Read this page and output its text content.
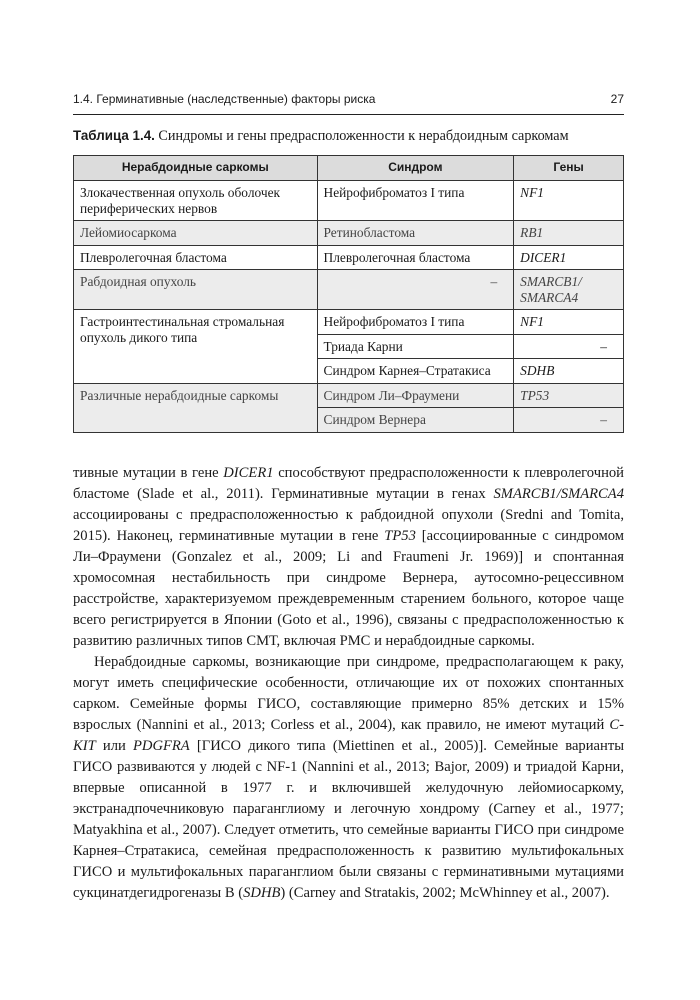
1.4. Герминативные (наследственные) факторы риска	27
Таблица 1.4. Синдромы и гены предрасположенности к нерабдоидным саркомам
Нерабдоидные саркомы	Синдром	Гены
Злокачественная опухоль оболочек периферических нервов	Нейрофиброматоз I типа	NF1
Лейомиосаркома	Ретинобластома	RB1
Плевролегочная бластома	Плевролегочная бластома	DICER1
Рабдоидная опухоль	–	SMARCB1/
SMARCA4
Гастроинтестинальная стромальная опухоль дикого типа	Нейрофиброматоз I типа	NF1
	Триада Карни	–
	Синдром Карнея–Стратакиса	SDHB
Различные нерабдоидные саркомы	Синдром Ли–Фраумени	TP53
	Синдром Вернера	–

тивные мутации в гене DICER1 способствуют предрасположенности к плевролегочной бластоме (Slade et al., 2011). Герминативные мутации в генах SMARCB1/SMARCA4 ассоциированы с предрасположенностью к рабдоидной опухоли (Sredni and Tomita, 2015). Наконец, герминативные мутации в гене TP53 [ассоциированные с синдромом Ли–Фраумени (Gonzalez et al., 2009; Li and Fraumeni Jr. 1969)] и спонтанная хромосомная нестабильность при синдроме Вернера, аутосомно-рецессивном расстройстве, характеризуемом преждевременным старением больного, которое чаще всего регистрируется в Японии (Goto et al., 1996), связаны с предрасположенностью к развитию различных типов СМТ, включая РМС и нерабдоидные саркомы.

Нерабдоидные саркомы, возникающие при синдроме, предрасполагающем к раку, могут иметь специфические особенности, отличающие их от похожих спонтанных сарком. Семейные формы ГИСО, составляющие примерно 85% детских и 15% взрослых (Nannini et al., 2013; Corless et al., 2004), как правило, не имеют мутаций C-KIT или PDGFRA [ГИСО дикого типа (Miettinen et al., 2005)]. Семейные варианты ГИСО развиваются у людей с NF-1 (Nannini et al., 2013; Bajor, 2009) и триадой Карни, впервые описанной в 1977 г. и включившей желудочную лейомиосаркому, экстранадпочечниковую параганглиому и легочную хондрому (Carney et al., 1977; Matyakhina et al., 2007). Следует отметить, что семейные варианты ГИСО при синдроме Карнея–Стратакиса, семейная предрасположенность к развитию мультифокальных ГИСО и мультифокальных параганглиом были связаны с герминативными мутациями сукцинатдегидрогеназы B (SDHB) (Carney and Stratakis, 2002; McWhinney et al., 2007).
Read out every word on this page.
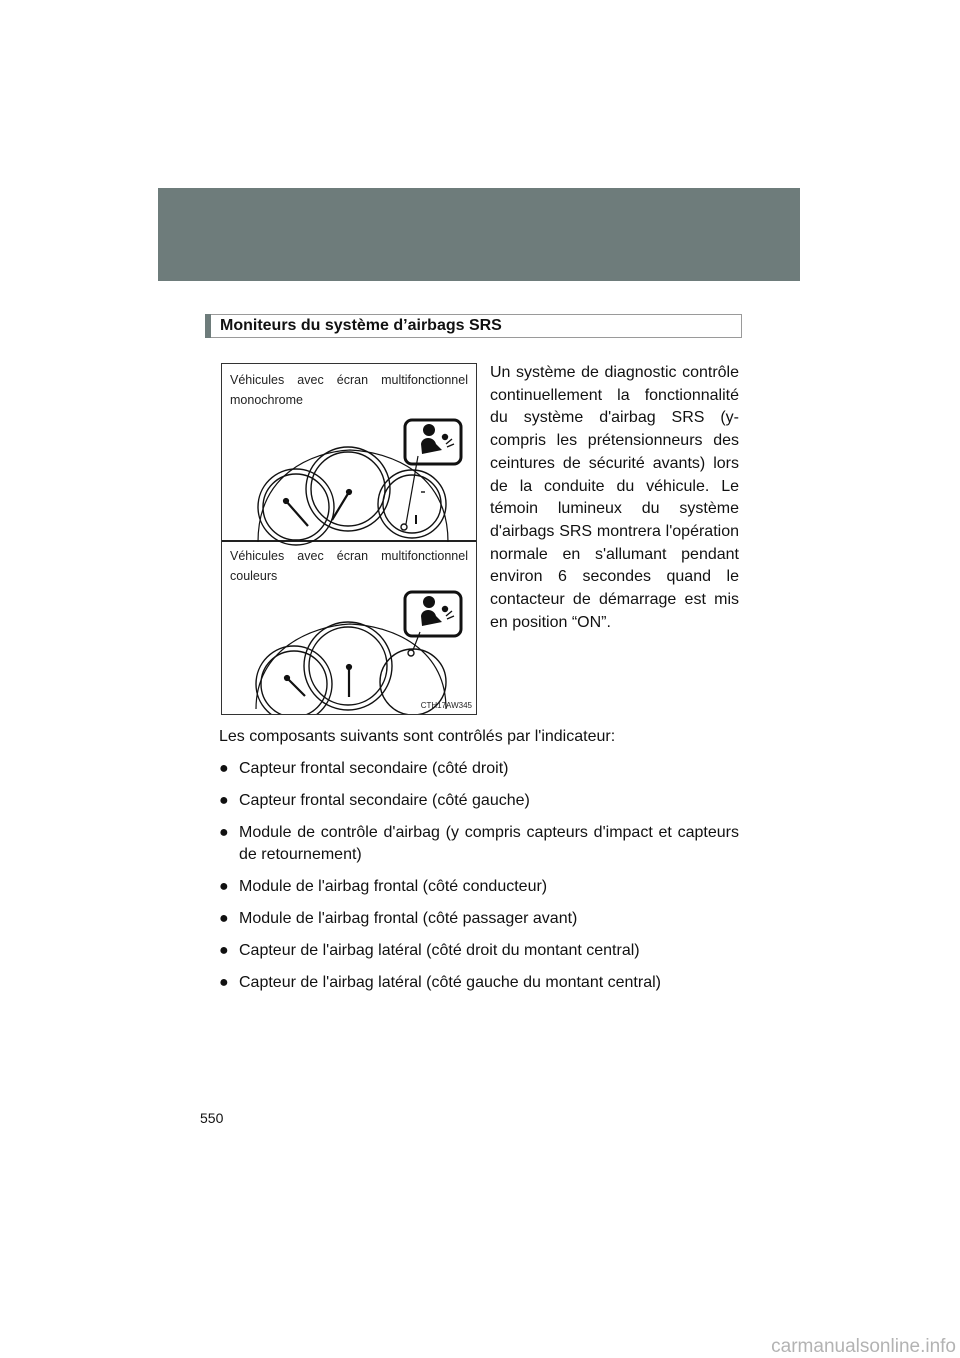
Moniteurs du système d’airbags SRS
Véhicules avec écran multifonctionnel monochrome
Véhicules avec écran multifonctionnel couleurs
CTH17AW345
Un système de diagnostic contrôle continuellement la fonctionnalité du système d'airbag SRS (y-compris les prétensionneurs des ceintures de sécurité avants) lors de la conduite du véhicule. Le témoin lumineux du système d'airbags SRS montrera l'opération normale en s'allumant pendant environ 6 secondes quand le contacteur de démarrage est mis en position “ON”.
Les composants suivants sont contrôlés par l'indicateur:
● Capteur frontal secondaire (côté droit)
● Capteur frontal secondaire (côté gauche)
● Module de contrôle d'airbag (y compris capteurs d'impact et capteurs de retournement)
● Module de l'airbag frontal (côté conducteur)
● Module de l'airbag frontal (côté passager avant)
● Capteur de l'airbag latéral (côté droit du montant central)
● Capteur de l'airbag latéral (côté gauche du montant central)
550
carmanualsonline.info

※ ※ ※

Copy the lines starting at the line that contains "Read out every word on this page." and running to the final line of the entries, inclusive; omit all pictures.

Read out every word on this page.
Moniteurs du système d’airbags SRS
Véhicules avec écran multifonctionnel monochrome
Véhicules avec écran multifonctionnel couleurs
CTH17AW345
Un système de diagnostic contrôle continuellement la fonctionnalité du système d'airbag SRS (y-compris les prétensionneurs des ceintures de sécurité avants) lors de la conduite du véhicule. Le témoin lumineux du système d'airbags SRS montrera l'opération normale en s'allumant pendant environ 6 secondes quand le contacteur de démarrage est mis en position “ON”.
Les composants suivants sont contrôlés par l'indicateur:
● Capteur frontal secondaire (côté droit)
● Capteur frontal secondaire (côté gauche)
● Module de contrôle d'airbag (y compris capteurs d'impact et capteurs de retournement)
● Module de l'airbag frontal (côté conducteur)
● Module de l'airbag frontal (côté passager avant)
● Capteur de l'airbag latéral (côté droit du montant central)
● Capteur de l'airbag latéral (côté gauche du montant central)
550
carmanualsonline.info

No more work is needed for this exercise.